Data records:
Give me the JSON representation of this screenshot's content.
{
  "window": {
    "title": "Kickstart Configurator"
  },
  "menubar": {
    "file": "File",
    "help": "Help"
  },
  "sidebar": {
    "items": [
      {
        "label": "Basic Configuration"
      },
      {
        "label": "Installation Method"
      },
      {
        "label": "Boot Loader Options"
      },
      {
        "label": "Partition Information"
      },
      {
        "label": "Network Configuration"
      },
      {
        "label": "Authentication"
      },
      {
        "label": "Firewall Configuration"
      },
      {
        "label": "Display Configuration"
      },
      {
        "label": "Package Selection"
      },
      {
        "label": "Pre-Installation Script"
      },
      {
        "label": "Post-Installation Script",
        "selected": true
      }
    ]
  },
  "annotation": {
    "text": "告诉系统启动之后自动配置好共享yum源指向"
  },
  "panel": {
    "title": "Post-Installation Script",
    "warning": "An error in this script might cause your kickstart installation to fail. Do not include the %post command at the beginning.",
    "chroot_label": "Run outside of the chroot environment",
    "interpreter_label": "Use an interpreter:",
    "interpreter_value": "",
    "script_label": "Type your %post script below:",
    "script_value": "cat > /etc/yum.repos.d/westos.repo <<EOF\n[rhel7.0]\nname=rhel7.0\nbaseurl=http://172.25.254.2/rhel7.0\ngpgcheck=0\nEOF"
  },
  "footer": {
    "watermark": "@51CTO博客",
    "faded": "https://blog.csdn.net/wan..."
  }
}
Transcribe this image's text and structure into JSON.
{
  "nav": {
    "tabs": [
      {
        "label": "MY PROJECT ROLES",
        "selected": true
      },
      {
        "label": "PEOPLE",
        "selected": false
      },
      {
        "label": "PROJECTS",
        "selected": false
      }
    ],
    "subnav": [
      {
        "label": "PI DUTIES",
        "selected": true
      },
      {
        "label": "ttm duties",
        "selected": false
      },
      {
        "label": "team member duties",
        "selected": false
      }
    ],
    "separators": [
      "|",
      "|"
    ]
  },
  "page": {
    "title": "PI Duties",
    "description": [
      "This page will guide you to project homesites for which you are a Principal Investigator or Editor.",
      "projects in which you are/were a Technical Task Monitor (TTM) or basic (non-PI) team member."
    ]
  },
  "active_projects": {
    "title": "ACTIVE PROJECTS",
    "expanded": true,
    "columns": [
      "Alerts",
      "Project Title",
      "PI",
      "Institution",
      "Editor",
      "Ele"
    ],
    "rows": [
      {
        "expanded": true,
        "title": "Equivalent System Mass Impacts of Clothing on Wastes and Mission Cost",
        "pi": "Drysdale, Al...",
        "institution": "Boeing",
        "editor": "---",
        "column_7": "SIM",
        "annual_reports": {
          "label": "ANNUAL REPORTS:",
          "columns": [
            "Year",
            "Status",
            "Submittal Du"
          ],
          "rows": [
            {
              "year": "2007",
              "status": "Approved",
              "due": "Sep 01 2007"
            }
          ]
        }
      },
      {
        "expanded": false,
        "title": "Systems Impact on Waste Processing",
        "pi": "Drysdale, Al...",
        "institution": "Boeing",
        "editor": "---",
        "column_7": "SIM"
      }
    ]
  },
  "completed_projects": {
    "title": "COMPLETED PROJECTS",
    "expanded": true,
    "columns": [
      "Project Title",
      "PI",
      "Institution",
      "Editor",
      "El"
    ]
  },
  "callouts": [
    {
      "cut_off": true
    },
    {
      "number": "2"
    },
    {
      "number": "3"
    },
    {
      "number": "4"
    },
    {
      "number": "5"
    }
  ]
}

> [Task statement]
Above are the records. Copy every line in them holding "which".

> [Exercise solution]
      "This page will guide you to project homesites for which you are a Principal Investigator or Editor.",
      "projects in which you are/were a Technical Task Monitor (TTM) or basic (non-PI) team member."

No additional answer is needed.